→ **What is expected**: Can you copy out the data exactly? Leave the images out.

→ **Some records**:
-- start --
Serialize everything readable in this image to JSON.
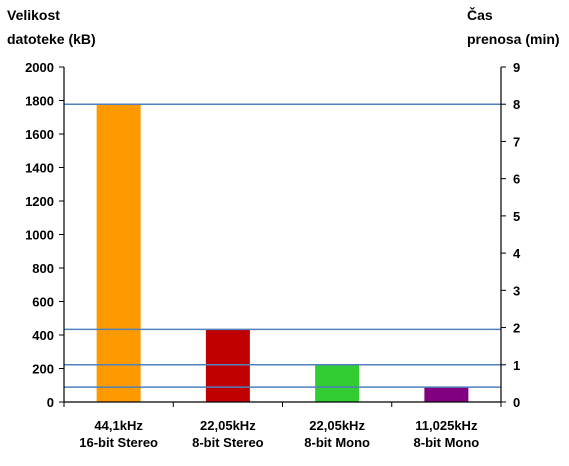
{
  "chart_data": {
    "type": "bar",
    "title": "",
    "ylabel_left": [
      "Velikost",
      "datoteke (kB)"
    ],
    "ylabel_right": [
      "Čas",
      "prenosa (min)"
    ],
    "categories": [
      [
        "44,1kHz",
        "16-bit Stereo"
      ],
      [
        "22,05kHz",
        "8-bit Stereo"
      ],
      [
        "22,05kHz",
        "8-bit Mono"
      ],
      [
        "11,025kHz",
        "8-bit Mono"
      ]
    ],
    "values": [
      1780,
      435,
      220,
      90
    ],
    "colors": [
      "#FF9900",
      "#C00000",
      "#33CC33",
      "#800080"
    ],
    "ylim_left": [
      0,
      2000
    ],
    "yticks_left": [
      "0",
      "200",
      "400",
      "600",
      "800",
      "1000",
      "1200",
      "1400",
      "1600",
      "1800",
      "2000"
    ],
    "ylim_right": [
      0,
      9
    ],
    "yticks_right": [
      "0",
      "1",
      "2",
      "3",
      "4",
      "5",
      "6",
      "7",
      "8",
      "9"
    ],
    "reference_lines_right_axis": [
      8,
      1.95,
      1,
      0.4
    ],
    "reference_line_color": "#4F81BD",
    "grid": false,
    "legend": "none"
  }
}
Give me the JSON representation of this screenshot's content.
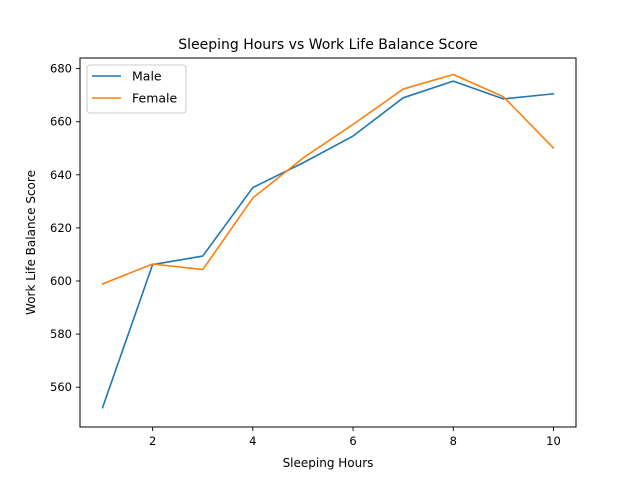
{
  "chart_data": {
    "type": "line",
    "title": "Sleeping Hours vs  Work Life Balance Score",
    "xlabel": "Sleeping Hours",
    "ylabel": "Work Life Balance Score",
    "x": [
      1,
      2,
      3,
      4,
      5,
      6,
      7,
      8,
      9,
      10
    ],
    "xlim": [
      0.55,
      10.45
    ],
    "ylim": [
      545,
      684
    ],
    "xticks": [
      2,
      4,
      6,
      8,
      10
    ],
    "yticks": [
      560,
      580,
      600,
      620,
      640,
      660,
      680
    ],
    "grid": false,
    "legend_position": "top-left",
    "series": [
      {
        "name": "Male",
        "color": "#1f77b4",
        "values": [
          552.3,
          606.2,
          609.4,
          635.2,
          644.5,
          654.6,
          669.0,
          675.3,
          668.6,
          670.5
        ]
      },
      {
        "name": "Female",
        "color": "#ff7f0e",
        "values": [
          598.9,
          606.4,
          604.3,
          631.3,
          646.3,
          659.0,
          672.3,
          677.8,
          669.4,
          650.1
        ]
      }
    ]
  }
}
-- end --
→ **Solution for this problem**:
Serialize everything readable in this image to JSON.
{
  "chart_data": {
    "type": "bar",
    "title": "",
    "ylabel_left": [
      "Velikost",
      "datoteke (kB)"
    ],
    "ylabel_right": [
      "Čas",
      "prenosa (min)"
    ],
    "categories": [
      [
        "44,1kHz",
        "16-bit Stereo"
      ],
      [
        "22,05kHz",
        "8-bit Stereo"
      ],
      [
        "22,05kHz",
        "8-bit Mono"
      ],
      [
        "11,025kHz",
        "8-bit Mono"
      ]
    ],
    "values": [
      1780,
      435,
      220,
      90
    ],
    "colors": [
      "#FF9900",
      "#C00000",
      "#33CC33",
      "#800080"
    ],
    "ylim_left": [
      0,
      2000
    ],
    "yticks_left": [
      "0",
      "200",
      "400",
      "600",
      "800",
      "1000",
      "1200",
      "1400",
      "1600",
      "1800",
      "2000"
    ],
    "ylim_right": [
      0,
      9
    ],
    "yticks_right": [
      "0",
      "1",
      "2",
      "3",
      "4",
      "5",
      "6",
      "7",
      "8",
      "9"
    ],
    "reference_lines_right_axis": [
      8,
      1.95,
      1,
      0.4
    ],
    "reference_line_color": "#4F81BD",
    "grid": false,
    "legend": "none"
  }
}
Give me the JSON representation of this screenshot's content.
{
  "chart_data": {
    "type": "line",
    "title": "Sleeping Hours vs  Work Life Balance Score",
    "xlabel": "Sleeping Hours",
    "ylabel": "Work Life Balance Score",
    "x": [
      1,
      2,
      3,
      4,
      5,
      6,
      7,
      8,
      9,
      10
    ],
    "xlim": [
      0.55,
      10.45
    ],
    "ylim": [
      545,
      684
    ],
    "xticks": [
      2,
      4,
      6,
      8,
      10
    ],
    "yticks": [
      560,
      580,
      600,
      620,
      640,
      660,
      680
    ],
    "grid": false,
    "legend_position": "top-left",
    "series": [
      {
        "name": "Male",
        "color": "#1f77b4",
        "values": [
          552.3,
          606.2,
          609.4,
          635.2,
          644.5,
          654.6,
          669.0,
          675.3,
          668.6,
          670.5
        ]
      },
      {
        "name": "Female",
        "color": "#ff7f0e",
        "values": [
          598.9,
          606.4,
          604.3,
          631.3,
          646.3,
          659.0,
          672.3,
          677.8,
          669.4,
          650.1
        ]
      }
    ]
  }
}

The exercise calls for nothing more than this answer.